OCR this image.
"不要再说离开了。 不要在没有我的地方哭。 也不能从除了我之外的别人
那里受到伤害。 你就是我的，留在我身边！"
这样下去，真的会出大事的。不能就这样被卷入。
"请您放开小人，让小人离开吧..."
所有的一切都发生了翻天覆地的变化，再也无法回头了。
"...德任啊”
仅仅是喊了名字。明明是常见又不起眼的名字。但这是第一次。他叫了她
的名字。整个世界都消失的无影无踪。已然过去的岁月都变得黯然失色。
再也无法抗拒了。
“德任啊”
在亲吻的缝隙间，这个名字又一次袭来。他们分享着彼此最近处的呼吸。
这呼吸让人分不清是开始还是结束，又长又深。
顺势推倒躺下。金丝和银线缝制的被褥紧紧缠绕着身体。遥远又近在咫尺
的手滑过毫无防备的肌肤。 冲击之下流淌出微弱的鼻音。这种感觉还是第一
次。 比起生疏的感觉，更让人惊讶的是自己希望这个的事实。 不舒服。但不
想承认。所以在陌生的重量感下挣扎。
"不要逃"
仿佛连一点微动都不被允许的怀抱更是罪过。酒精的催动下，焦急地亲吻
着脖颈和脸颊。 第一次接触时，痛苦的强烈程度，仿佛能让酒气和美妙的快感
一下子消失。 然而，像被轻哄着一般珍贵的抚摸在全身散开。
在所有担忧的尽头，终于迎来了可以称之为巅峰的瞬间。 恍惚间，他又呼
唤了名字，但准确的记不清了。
━━━━━━━━━━━━━━━━━━━━━━━━━━━━━━
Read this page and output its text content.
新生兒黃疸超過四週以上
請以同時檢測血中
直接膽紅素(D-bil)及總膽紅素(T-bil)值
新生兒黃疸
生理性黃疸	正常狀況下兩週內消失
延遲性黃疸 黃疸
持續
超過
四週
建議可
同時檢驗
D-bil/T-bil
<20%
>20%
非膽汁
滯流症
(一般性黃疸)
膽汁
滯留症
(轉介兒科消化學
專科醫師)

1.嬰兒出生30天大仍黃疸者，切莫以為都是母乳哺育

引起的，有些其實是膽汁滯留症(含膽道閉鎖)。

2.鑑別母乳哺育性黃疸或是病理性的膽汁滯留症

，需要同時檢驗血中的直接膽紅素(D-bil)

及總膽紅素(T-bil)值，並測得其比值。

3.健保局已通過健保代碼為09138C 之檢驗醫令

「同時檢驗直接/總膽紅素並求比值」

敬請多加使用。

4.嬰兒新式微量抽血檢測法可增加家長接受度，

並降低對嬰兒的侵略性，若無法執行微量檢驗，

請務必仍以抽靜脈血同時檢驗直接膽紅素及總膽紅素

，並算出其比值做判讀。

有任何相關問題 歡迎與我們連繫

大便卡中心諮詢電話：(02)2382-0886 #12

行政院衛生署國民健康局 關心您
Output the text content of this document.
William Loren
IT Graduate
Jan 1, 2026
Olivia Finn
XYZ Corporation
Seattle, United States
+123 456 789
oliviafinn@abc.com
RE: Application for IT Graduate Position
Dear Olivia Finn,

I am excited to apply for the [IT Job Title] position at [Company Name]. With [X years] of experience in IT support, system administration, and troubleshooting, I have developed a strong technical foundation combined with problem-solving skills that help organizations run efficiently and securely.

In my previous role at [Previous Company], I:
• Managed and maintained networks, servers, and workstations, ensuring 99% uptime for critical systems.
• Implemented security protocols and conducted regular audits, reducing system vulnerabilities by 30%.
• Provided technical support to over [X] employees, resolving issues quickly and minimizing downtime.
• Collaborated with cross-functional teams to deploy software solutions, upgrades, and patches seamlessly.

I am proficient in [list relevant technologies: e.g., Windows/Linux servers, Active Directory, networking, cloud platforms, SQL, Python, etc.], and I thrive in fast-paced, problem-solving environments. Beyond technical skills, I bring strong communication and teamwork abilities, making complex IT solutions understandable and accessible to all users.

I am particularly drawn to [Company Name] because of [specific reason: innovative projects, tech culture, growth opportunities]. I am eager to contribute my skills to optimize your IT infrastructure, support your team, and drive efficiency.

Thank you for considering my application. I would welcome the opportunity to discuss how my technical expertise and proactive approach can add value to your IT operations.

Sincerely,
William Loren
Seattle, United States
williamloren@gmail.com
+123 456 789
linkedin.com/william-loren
━━━━━━━━━━━━━━━━━━━━━━━━━━━━━━
*AIM*. Where a line holds the string "this", copy that line.

*RIGHT ANSWER*.
OCR this image.
Read this page and output its text content.
Output the text content of this document.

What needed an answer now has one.